Job
Your task is to copy every line of this material exactly.
+++
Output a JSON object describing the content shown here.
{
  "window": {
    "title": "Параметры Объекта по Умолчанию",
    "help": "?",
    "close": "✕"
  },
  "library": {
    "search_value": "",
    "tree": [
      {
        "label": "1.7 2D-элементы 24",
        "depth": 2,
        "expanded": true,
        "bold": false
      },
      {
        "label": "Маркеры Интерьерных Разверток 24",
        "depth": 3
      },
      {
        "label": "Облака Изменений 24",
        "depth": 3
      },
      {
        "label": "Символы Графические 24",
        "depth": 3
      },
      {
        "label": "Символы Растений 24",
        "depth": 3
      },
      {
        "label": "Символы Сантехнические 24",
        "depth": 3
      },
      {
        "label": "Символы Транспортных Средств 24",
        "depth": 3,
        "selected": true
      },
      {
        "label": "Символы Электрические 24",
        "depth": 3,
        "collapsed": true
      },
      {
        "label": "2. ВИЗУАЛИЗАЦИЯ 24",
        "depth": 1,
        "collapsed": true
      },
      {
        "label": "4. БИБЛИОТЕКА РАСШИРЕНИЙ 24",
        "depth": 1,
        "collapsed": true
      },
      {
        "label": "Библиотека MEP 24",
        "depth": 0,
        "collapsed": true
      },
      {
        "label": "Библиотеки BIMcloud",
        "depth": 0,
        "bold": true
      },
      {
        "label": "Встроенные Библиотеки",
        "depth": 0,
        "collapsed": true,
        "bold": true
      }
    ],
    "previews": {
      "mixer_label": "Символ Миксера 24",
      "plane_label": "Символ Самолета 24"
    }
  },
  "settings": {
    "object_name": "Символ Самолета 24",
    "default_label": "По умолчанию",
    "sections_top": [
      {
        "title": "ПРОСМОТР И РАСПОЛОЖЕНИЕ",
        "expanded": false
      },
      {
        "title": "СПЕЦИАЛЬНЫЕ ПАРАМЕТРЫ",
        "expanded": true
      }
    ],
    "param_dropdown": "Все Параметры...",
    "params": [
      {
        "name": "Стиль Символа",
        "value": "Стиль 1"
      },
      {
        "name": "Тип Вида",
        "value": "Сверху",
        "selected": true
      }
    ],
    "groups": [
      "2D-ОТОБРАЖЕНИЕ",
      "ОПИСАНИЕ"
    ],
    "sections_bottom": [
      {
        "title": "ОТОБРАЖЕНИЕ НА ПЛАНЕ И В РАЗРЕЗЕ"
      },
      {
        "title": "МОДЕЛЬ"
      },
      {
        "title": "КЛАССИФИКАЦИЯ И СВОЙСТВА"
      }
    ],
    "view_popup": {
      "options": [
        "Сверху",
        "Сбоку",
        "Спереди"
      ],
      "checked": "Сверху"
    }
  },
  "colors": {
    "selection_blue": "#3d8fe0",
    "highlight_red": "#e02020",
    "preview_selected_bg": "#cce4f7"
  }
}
+++
The solution
Output a JSON object describing the content shown here.
{
  "window": {
    "title": "Параметры Объекта по Умолчанию",
    "help": "?",
    "close": "✕"
  },
  "library": {
    "search_value": "",
    "tree": [
      {
        "label": "1.7 2D-элементы 24",
        "depth": 2,
        "expanded": true,
        "bold": false
      },
      {
        "label": "Маркеры Интерьерных Разверток 24",
        "depth": 3
      },
      {
        "label": "Облака Изменений 24",
        "depth": 3
      },
      {
        "label": "Символы Графические 24",
        "depth": 3
      },
      {
        "label": "Символы Растений 24",
        "depth": 3
      },
      {
        "label": "Символы Сантехнические 24",
        "depth": 3
      },
      {
        "label": "Символы Транспортных Средств 24",
        "depth": 3,
        "selected": true
      },
      {
        "label": "Символы Электрические 24",
        "depth": 3,
        "collapsed": true
      },
      {
        "label": "2. ВИЗУАЛИЗАЦИЯ 24",
        "depth": 1,
        "collapsed": true
      },
      {
        "label": "4. БИБЛИОТЕКА РАСШИРЕНИЙ 24",
        "depth": 1,
        "collapsed": true
      },
      {
        "label": "Библиотека MEP 24",
        "depth": 0,
        "collapsed": true
      },
      {
        "label": "Библиотеки BIMcloud",
        "depth": 0,
        "bold": true
      },
      {
        "label": "Встроенные Библиотеки",
        "depth": 0,
        "collapsed": true,
        "bold": true
      }
    ],
    "previews": {
      "mixer_label": "Символ Миксера 24",
      "plane_label": "Символ Самолета 24"
    }
  },
  "settings": {
    "object_name": "Символ Самолета 24",
    "default_label": "По умолчанию",
    "sections_top": [
      {
        "title": "ПРОСМОТР И РАСПОЛОЖЕНИЕ",
        "expanded": false
      },
      {
        "title": "СПЕЦИАЛЬНЫЕ ПАРАМЕТРЫ",
        "expanded": true
      }
    ],
    "param_dropdown": "Все Параметры...",
    "params": [
      {
        "name": "Стиль Символа",
        "value": "Стиль 1"
      },
      {
        "name": "Тип Вида",
        "value": "Сверху",
        "selected": true
      }
    ],
    "groups": [
      "2D-ОТОБРАЖЕНИЕ",
      "ОПИСАНИЕ"
    ],
    "sections_bottom": [
      {
        "title": "ОТОБРАЖЕНИЕ НА ПЛАНЕ И В РАЗРЕЗЕ"
      },
      {
        "title": "МОДЕЛЬ"
      },
      {
        "title": "КЛАССИФИКАЦИЯ И СВОЙСТВА"
      }
    ],
    "view_popup": {
      "options": [
        "Сверху",
        "Сбоку",
        "Спереди"
      ],
      "checked": "Сверху"
    }
  },
  "colors": {
    "selection_blue": "#3d8fe0",
    "highlight_red": "#e02020",
    "preview_selected_bg": "#cce4f7"
  }
}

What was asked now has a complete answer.